Goal: Only the number is wanted: how many lines hold the word "moeten"?

Provided information:
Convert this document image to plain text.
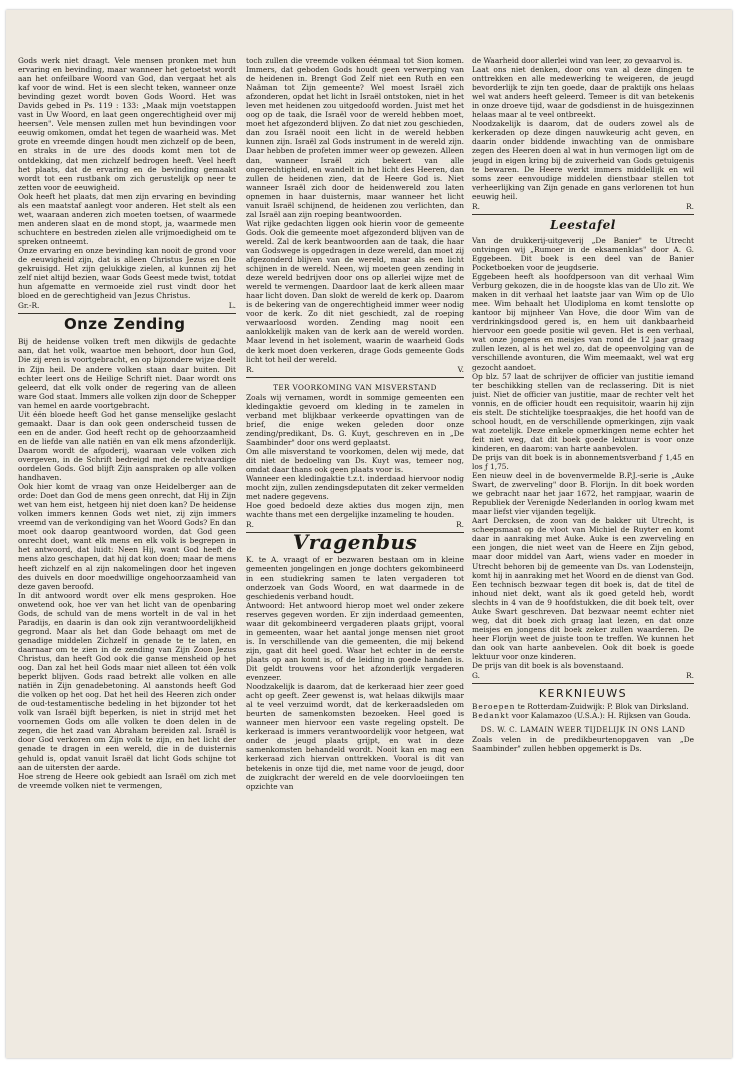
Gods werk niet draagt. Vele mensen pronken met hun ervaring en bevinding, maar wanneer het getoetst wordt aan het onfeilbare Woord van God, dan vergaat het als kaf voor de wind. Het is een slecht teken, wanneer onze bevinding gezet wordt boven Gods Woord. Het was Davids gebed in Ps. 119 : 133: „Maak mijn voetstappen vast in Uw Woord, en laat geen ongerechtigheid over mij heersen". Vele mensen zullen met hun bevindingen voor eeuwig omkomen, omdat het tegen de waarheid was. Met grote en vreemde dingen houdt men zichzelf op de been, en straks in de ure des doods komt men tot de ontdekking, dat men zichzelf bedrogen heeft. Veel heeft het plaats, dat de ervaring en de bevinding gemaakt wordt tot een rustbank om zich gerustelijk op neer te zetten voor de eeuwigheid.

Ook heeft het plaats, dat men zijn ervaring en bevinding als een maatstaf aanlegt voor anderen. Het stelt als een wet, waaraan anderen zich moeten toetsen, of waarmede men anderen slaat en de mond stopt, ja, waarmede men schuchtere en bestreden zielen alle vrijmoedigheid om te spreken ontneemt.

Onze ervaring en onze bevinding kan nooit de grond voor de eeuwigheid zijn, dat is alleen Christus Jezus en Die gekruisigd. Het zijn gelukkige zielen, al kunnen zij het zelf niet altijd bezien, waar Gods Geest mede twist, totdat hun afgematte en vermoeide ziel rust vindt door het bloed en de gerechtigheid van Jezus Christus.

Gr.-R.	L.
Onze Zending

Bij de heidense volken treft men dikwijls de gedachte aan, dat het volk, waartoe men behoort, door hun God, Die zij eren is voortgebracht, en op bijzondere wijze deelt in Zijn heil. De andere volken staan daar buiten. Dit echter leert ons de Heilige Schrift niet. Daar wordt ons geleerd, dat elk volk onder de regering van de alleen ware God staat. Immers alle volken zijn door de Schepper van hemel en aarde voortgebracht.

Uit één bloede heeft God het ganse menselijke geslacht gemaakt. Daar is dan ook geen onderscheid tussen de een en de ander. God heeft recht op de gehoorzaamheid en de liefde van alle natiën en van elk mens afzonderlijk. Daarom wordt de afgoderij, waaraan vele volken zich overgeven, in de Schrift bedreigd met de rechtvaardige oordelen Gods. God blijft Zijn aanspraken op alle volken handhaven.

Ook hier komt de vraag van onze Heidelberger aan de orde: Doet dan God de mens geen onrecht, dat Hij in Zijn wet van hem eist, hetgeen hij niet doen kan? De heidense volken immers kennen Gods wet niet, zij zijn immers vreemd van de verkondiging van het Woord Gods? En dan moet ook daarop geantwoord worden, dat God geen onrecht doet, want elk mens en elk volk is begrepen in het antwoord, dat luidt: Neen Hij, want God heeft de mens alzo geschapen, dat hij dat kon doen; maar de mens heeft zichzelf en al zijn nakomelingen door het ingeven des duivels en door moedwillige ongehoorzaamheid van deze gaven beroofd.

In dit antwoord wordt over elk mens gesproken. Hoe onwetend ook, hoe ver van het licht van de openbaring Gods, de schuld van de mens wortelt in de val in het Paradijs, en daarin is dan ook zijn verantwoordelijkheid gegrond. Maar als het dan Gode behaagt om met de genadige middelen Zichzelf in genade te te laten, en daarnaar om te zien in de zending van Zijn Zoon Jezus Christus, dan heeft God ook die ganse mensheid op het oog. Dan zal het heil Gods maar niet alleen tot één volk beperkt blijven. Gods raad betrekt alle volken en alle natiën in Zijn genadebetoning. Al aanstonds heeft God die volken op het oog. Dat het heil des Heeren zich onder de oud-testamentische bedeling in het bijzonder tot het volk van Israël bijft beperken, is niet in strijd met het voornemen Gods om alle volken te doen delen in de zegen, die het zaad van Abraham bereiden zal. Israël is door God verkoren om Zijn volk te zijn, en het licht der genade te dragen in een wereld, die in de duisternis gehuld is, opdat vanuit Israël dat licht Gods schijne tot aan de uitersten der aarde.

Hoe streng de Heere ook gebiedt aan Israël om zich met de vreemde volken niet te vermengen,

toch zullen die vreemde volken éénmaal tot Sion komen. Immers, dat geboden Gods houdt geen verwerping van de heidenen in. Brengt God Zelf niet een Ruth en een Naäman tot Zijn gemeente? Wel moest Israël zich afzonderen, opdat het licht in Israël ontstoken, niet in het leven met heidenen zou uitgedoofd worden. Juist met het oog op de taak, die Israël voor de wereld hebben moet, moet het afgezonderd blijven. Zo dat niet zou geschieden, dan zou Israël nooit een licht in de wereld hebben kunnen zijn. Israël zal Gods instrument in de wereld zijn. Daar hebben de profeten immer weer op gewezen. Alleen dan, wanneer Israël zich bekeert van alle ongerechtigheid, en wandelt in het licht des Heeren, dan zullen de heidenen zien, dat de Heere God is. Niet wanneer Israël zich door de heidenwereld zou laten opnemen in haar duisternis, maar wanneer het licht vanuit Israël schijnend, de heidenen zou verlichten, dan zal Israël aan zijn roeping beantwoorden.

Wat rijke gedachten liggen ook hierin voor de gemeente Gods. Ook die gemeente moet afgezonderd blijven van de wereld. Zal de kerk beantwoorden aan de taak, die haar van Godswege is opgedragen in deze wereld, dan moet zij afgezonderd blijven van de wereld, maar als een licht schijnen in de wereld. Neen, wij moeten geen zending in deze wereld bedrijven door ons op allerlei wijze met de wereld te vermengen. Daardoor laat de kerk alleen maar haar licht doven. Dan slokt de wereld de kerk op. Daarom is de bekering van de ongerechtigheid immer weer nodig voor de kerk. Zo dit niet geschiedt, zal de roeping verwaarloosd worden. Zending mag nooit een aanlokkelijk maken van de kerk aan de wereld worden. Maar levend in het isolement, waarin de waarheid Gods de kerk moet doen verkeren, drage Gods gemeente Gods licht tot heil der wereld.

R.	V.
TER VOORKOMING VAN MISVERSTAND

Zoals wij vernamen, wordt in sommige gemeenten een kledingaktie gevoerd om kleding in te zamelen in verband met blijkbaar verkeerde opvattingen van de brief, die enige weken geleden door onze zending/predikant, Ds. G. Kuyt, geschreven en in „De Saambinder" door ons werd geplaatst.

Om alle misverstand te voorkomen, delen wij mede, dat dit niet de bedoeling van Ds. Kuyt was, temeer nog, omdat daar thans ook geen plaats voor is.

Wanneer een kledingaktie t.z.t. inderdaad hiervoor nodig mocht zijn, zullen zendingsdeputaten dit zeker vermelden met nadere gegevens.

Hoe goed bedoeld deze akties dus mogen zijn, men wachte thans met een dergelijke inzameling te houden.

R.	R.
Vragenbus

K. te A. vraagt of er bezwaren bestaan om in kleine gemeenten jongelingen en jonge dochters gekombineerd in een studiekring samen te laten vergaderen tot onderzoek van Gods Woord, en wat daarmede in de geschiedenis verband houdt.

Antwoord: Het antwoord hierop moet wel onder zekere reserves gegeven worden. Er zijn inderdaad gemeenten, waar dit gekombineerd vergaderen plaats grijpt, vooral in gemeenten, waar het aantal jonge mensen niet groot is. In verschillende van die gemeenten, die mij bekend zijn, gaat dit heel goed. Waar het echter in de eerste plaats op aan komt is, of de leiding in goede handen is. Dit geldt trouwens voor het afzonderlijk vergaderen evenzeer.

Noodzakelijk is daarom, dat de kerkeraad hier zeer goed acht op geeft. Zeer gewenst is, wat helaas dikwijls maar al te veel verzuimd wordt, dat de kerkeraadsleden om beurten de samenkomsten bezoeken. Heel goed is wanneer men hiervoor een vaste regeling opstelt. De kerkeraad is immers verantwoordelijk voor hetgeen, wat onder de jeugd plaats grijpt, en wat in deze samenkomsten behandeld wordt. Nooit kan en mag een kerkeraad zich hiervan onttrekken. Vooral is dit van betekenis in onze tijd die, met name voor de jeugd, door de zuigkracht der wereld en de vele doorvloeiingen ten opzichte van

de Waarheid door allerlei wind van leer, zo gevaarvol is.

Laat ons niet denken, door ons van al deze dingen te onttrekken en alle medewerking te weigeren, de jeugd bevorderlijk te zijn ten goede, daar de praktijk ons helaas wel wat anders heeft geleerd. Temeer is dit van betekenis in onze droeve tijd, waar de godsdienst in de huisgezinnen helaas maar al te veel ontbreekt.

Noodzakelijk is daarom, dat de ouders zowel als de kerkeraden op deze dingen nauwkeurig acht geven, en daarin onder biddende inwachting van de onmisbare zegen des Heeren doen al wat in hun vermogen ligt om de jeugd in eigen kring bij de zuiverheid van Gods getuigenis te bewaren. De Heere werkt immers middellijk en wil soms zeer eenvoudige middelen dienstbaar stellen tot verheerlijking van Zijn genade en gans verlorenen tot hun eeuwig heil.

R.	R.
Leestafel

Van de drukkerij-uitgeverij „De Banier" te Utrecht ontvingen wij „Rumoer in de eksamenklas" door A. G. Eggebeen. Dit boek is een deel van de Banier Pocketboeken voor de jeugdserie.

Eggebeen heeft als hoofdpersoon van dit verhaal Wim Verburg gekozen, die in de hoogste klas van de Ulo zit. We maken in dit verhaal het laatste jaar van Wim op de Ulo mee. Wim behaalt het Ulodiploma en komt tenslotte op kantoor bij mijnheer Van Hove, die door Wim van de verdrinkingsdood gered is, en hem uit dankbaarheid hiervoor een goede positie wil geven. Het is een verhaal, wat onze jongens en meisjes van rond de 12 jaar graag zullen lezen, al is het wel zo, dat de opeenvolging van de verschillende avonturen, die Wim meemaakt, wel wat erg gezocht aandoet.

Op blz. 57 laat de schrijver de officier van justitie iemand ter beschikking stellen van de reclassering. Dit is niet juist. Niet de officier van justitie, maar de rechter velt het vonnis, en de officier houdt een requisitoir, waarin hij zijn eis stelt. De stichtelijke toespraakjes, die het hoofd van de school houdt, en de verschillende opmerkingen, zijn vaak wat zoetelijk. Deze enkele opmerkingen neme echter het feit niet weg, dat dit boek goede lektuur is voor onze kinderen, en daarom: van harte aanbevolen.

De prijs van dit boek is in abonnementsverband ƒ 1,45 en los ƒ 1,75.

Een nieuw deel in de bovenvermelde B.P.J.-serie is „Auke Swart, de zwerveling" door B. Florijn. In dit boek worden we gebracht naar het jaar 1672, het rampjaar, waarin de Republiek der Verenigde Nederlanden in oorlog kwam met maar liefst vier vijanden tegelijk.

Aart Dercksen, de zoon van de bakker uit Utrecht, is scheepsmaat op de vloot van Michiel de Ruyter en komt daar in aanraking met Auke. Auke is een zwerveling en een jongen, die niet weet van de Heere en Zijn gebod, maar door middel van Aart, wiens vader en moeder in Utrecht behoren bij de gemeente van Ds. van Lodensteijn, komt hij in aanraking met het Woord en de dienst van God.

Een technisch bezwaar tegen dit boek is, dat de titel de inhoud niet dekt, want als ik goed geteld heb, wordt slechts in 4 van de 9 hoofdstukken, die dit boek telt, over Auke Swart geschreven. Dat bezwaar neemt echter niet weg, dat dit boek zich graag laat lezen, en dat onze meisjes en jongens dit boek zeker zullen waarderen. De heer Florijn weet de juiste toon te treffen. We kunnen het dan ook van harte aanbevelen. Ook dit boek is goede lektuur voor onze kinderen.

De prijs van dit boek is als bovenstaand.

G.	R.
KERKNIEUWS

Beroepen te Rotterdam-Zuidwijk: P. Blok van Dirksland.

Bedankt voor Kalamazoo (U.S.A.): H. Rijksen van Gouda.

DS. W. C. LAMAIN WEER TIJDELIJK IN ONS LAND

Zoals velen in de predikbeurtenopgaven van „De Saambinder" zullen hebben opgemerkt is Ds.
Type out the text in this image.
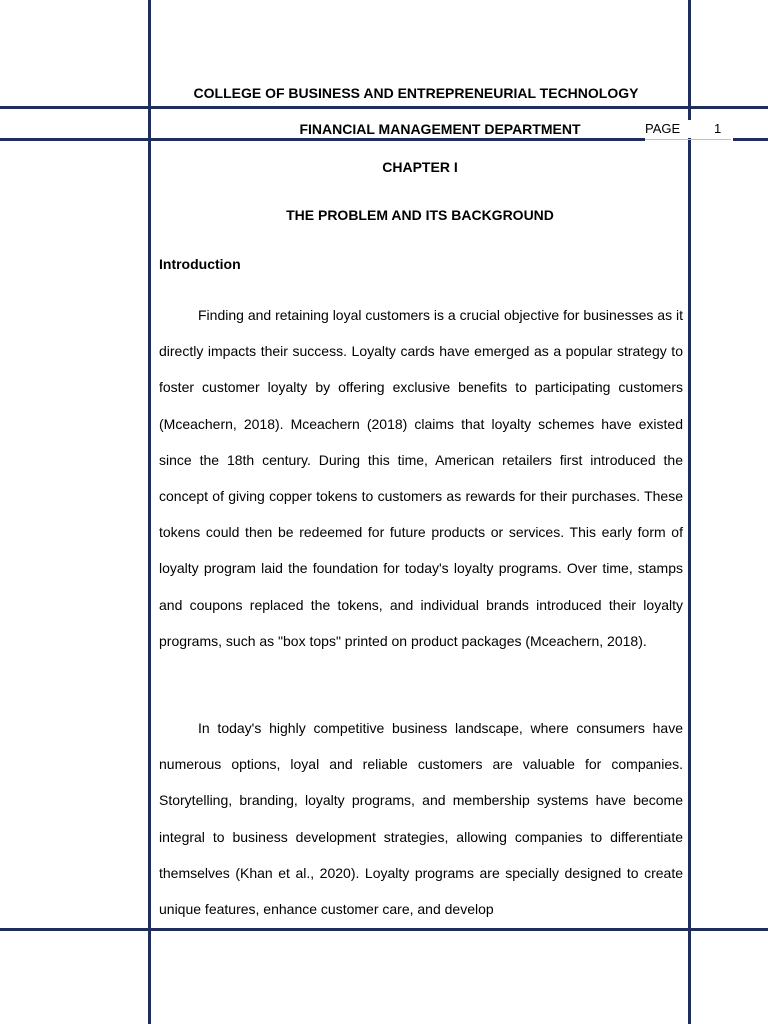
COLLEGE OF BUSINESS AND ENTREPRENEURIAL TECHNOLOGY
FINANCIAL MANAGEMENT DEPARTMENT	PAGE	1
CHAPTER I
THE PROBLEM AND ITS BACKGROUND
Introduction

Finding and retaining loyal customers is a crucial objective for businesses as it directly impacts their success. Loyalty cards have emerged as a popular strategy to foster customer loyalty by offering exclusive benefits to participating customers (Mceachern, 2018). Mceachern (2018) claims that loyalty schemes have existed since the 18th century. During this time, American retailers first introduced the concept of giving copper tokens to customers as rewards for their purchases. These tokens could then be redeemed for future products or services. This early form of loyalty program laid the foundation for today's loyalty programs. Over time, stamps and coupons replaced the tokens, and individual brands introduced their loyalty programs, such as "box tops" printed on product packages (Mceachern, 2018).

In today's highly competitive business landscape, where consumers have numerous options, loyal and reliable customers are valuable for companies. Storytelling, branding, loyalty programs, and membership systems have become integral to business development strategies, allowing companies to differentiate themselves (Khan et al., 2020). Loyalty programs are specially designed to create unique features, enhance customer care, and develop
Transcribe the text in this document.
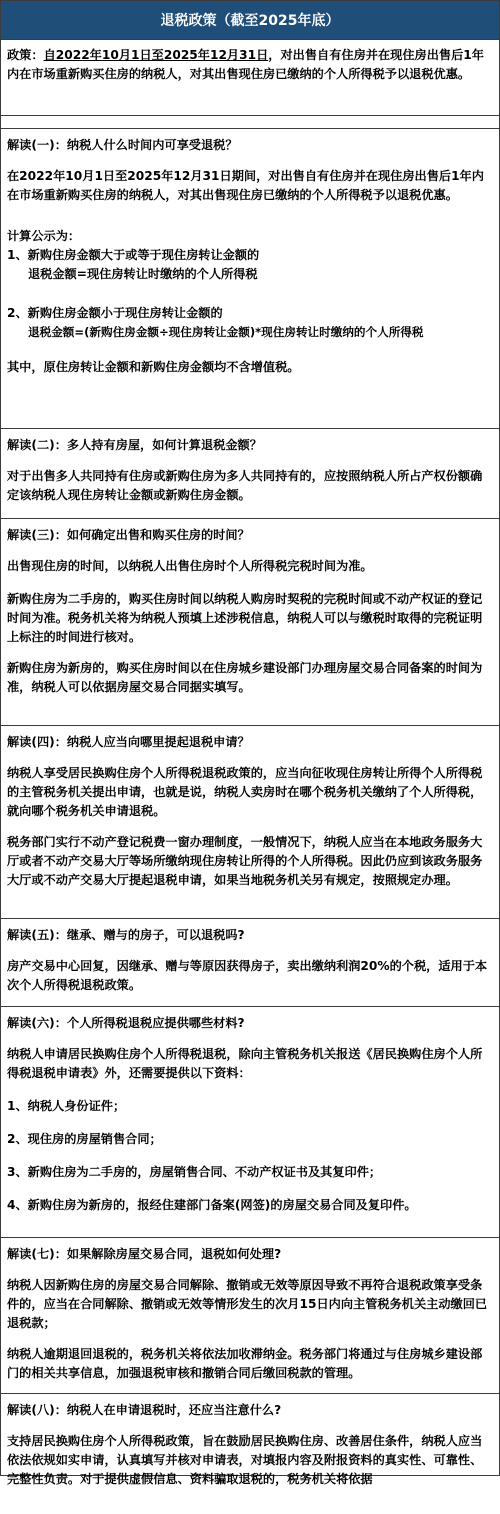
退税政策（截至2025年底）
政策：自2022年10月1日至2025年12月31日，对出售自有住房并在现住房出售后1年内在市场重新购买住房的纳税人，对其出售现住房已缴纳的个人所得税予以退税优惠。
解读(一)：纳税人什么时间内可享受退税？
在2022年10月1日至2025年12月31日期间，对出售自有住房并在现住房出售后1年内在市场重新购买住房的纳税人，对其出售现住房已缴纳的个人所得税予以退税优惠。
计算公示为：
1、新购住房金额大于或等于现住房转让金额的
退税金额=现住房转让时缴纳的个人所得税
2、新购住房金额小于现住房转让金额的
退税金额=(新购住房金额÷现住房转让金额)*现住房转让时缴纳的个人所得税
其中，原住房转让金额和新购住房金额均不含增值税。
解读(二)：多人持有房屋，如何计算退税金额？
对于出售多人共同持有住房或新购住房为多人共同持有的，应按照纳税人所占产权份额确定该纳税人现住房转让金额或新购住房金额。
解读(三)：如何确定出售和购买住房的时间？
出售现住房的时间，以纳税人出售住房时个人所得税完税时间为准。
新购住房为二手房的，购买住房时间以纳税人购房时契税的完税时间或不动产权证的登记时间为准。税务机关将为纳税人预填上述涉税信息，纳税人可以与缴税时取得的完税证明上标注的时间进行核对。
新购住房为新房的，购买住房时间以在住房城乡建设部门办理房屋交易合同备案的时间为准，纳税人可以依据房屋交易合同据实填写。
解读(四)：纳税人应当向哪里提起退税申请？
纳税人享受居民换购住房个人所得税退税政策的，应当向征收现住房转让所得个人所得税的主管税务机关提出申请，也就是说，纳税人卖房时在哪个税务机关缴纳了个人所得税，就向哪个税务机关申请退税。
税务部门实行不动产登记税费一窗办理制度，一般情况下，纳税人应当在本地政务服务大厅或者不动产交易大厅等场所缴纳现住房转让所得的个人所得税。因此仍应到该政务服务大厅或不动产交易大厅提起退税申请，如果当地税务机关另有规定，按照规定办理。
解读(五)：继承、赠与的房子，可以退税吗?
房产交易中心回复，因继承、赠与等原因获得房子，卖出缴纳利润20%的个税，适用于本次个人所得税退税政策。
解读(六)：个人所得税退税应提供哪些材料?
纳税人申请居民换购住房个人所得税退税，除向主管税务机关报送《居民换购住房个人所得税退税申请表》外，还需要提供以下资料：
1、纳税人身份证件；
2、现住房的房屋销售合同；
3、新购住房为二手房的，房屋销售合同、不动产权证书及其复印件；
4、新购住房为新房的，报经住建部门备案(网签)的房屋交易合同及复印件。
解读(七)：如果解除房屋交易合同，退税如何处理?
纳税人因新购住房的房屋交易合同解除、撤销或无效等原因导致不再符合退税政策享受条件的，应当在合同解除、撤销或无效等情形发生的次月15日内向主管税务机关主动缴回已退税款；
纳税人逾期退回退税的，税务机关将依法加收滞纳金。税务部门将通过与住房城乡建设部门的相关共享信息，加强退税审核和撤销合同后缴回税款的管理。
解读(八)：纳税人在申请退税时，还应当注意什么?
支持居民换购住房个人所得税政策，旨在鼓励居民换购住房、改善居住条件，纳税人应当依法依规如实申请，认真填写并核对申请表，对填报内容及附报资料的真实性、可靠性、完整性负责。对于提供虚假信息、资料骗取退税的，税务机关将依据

Output of the exercise: 2